**DATA LINES:**
>>>

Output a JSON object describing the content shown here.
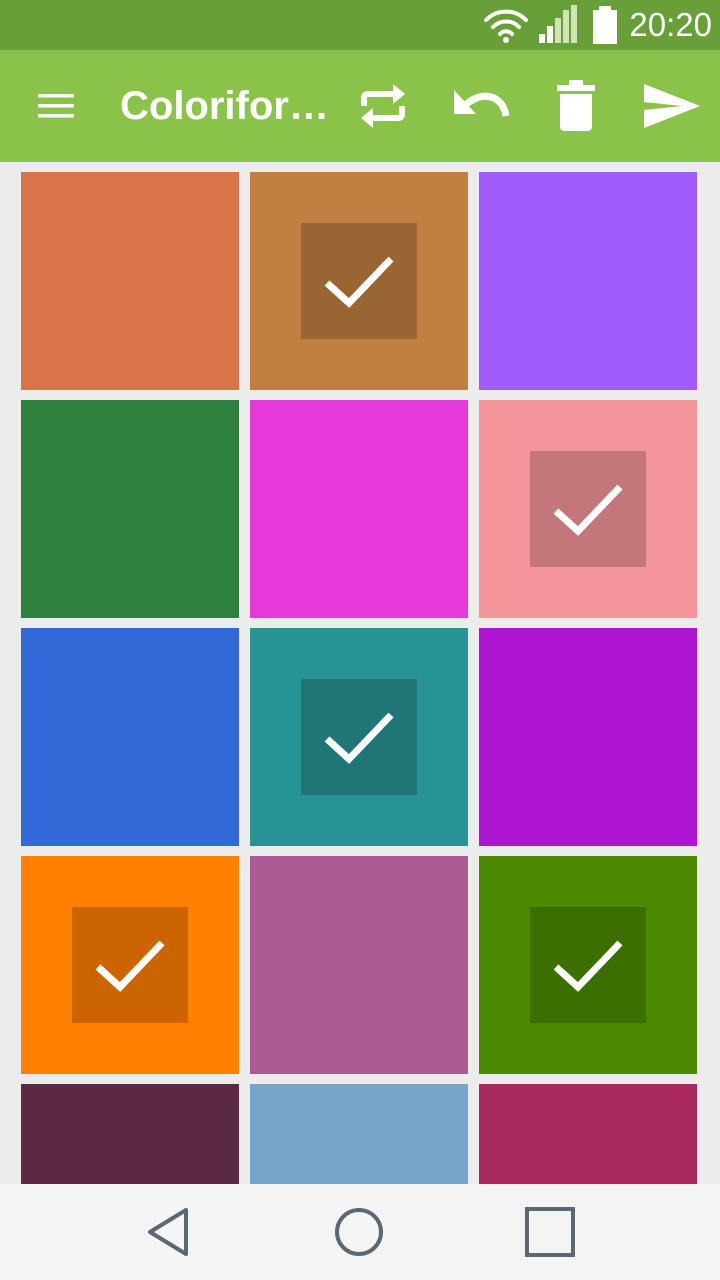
{
  "status_bar": {
    "time": "20:20",
    "icons": [
      "wifi-icon",
      "signal-icon",
      "battery-icon"
    ]
  },
  "app_bar": {
    "title": "Coloriform…",
    "actions": [
      "menu-icon",
      "swap-icon",
      "undo-icon",
      "delete-icon",
      "send-icon"
    ]
  },
  "colors": {
    "status_bar": "#689f38",
    "app_bar": "#8bc34a",
    "background": "#ececec",
    "nav_bar": "#f4f4f4",
    "nav_icon": "#5a6775"
  },
  "swatches": [
    {
      "color": "#d9734a",
      "selected": false
    },
    {
      "color": "#c07f40",
      "selected": true
    },
    {
      "color": "#a05cfb",
      "selected": false
    },
    {
      "color": "#2f7f3f",
      "selected": false
    },
    {
      "color": "#e539d9",
      "selected": false
    },
    {
      "color": "#f4959a",
      "selected": true
    },
    {
      "color": "#3268d8",
      "selected": false
    },
    {
      "color": "#289395",
      "selected": true
    },
    {
      "color": "#ad15d3",
      "selected": false
    },
    {
      "color": "#ff7f00",
      "selected": true
    },
    {
      "color": "#ab5a94",
      "selected": false
    },
    {
      "color": "#4b8a00",
      "selected": true
    },
    {
      "color": "#5c2942",
      "selected": false
    },
    {
      "color": "#76a5cc",
      "selected": false
    },
    {
      "color": "#a7295e",
      "selected": false
    }
  ],
  "nav_bar": {
    "buttons": [
      "back-icon",
      "home-icon",
      "recents-icon"
    ]
  }
}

<<<

**PROBLEM DETAILS:**
Without the pictures, write out the whole listing above exactly as it appears.

**FINISHED ANSWER:**
Output a JSON object describing the content shown here.
{
  "status_bar": {
    "time": "20:20",
    "icons": [
      "wifi-icon",
      "signal-icon",
      "battery-icon"
    ]
  },
  "app_bar": {
    "title": "Coloriform…",
    "actions": [
      "menu-icon",
      "swap-icon",
      "undo-icon",
      "delete-icon",
      "send-icon"
    ]
  },
  "colors": {
    "status_bar": "#689f38",
    "app_bar": "#8bc34a",
    "background": "#ececec",
    "nav_bar": "#f4f4f4",
    "nav_icon": "#5a6775"
  },
  "swatches": [
    {
      "color": "#d9734a",
      "selected": false
    },
    {
      "color": "#c07f40",
      "selected": true
    },
    {
      "color": "#a05cfb",
      "selected": false
    },
    {
      "color": "#2f7f3f",
      "selected": false
    },
    {
      "color": "#e539d9",
      "selected": false
    },
    {
      "color": "#f4959a",
      "selected": true
    },
    {
      "color": "#3268d8",
      "selected": false
    },
    {
      "color": "#289395",
      "selected": true
    },
    {
      "color": "#ad15d3",
      "selected": false
    },
    {
      "color": "#ff7f00",
      "selected": true
    },
    {
      "color": "#ab5a94",
      "selected": false
    },
    {
      "color": "#4b8a00",
      "selected": true
    },
    {
      "color": "#5c2942",
      "selected": false
    },
    {
      "color": "#76a5cc",
      "selected": false
    },
    {
      "color": "#a7295e",
      "selected": false
    }
  ],
  "nav_bar": {
    "buttons": [
      "back-icon",
      "home-icon",
      "recents-icon"
    ]
  }
}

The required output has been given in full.